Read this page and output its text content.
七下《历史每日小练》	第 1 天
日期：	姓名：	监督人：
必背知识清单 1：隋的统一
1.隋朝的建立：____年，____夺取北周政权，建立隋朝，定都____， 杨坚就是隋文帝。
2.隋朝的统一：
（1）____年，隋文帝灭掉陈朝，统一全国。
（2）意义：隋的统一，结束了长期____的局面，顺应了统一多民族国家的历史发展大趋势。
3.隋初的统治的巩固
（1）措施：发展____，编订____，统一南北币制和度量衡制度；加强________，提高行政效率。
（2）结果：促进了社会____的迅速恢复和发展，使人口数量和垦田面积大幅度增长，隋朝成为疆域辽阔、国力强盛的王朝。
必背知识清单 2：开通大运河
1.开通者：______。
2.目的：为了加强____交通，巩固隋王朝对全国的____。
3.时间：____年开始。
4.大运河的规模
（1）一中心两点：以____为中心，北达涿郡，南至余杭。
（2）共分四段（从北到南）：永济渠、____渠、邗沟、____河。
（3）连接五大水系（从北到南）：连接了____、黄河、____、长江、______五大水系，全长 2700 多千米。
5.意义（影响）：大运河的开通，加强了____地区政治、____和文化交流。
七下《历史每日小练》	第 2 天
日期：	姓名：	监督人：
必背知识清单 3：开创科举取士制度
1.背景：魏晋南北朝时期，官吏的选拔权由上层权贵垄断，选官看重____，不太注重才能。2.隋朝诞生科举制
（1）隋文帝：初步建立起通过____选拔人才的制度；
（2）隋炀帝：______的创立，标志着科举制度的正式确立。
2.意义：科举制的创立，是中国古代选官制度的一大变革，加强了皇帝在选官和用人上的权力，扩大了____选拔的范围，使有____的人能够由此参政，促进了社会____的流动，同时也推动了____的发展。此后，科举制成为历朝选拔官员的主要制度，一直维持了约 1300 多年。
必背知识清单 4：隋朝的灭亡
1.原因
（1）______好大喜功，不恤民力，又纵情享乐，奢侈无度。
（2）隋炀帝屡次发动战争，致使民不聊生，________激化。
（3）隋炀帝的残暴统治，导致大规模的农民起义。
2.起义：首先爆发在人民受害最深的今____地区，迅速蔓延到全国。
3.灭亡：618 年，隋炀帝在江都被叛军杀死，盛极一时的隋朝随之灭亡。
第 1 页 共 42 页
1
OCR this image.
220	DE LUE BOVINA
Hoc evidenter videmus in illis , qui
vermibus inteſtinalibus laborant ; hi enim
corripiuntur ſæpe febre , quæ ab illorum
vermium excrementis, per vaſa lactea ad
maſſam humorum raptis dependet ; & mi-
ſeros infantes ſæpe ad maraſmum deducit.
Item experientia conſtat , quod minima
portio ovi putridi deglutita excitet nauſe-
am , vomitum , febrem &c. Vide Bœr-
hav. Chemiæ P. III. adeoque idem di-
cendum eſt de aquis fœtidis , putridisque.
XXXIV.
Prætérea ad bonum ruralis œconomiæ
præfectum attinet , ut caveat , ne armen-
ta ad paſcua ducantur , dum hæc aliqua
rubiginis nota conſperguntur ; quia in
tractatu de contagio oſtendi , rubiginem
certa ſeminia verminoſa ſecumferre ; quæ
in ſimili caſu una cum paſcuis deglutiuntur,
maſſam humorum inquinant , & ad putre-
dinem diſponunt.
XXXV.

> _GIVEN INSTRUCTION_
Each line of the listing above should be output exactly.

> _THE OUTPUT_
Read this page and output its text content.
七下《历史每日小练》	第 1 天
日期：	姓名：	监督人：
必背知识清单 1：隋的统一
1.隋朝的建立：____年，____夺取北周政权，建立隋朝，定都____， 杨坚就是隋文帝。
2.隋朝的统一：
（1）____年，隋文帝灭掉陈朝，统一全国。
（2）意义：隋的统一，结束了长期____的局面，顺应了统一多民族国家的历史发展大趋势。
3.隋初的统治的巩固
（1）措施：发展____，编订____，统一南北币制和度量衡制度；加强________，提高行政效率。
（2）结果：促进了社会____的迅速恢复和发展，使人口数量和垦田面积大幅度增长，隋朝成为疆域辽阔、国力强盛的王朝。
必背知识清单 2：开通大运河
1.开通者：______。
2.目的：为了加强____交通，巩固隋王朝对全国的____。
3.时间：____年开始。
4.大运河的规模
（1）一中心两点：以____为中心，北达涿郡，南至余杭。
（2）共分四段（从北到南）：永济渠、____渠、邗沟、____河。
（3）连接五大水系（从北到南）：连接了____、黄河、____、长江、______五大水系，全长 2700 多千米。
5.意义（影响）：大运河的开通，加强了____地区政治、____和文化交流。
七下《历史每日小练》	第 2 天
日期：	姓名：	监督人：
必背知识清单 3：开创科举取士制度
1.背景：魏晋南北朝时期，官吏的选拔权由上层权贵垄断，选官看重____，不太注重才能。2.隋朝诞生科举制
（1）隋文帝：初步建立起通过____选拔人才的制度；
（2）隋炀帝：______的创立，标志着科举制度的正式确立。
2.意义：科举制的创立，是中国古代选官制度的一大变革，加强了皇帝在选官和用人上的权力，扩大了____选拔的范围，使有____的人能够由此参政，促进了社会____的流动，同时也推动了____的发展。此后，科举制成为历朝选拔官员的主要制度，一直维持了约 1300 多年。
必背知识清单 4：隋朝的灭亡
1.原因
（1）______好大喜功，不恤民力，又纵情享乐，奢侈无度。
（2）隋炀帝屡次发动战争，致使民不聊生，________激化。
（3）隋炀帝的残暴统治，导致大规模的农民起义。
2.起义：首先爆发在人民受害最深的今____地区，迅速蔓延到全国。
3.灭亡：618 年，隋炀帝在江都被叛军杀死，盛极一时的隋朝随之灭亡。
第 1 页 共 42 页
1
OCR this image.
220	DE LUE BOVINA
Hoc evidenter videmus in illis , qui
vermibus inteſtinalibus laborant ; hi enim
corripiuntur ſæpe febre , quæ ab illorum
vermium excrementis, per vaſa lactea ad
maſſam humorum raptis dependet ; & mi-
ſeros infantes ſæpe ad maraſmum deducit.
Item experientia conſtat , quod minima
portio ovi putridi deglutita excitet nauſe-
am , vomitum , febrem &c. Vide Bœr-
hav. Chemiæ P. III. adeoque idem di-
cendum eſt de aquis fœtidis , putridisque.
XXXIV.
Prætérea ad bonum ruralis œconomiæ
præfectum attinet , ut caveat , ne armen-
ta ad paſcua ducantur , dum hæc aliqua
rubiginis nota conſperguntur ; quia in
tractatu de contagio oſtendi , rubiginem
certa ſeminia verminoſa ſecumferre ; quæ
in ſimili caſu una cum paſcuis deglutiuntur,
maſſam humorum inquinant , & ad putre-
dinem diſponunt.
XXXV.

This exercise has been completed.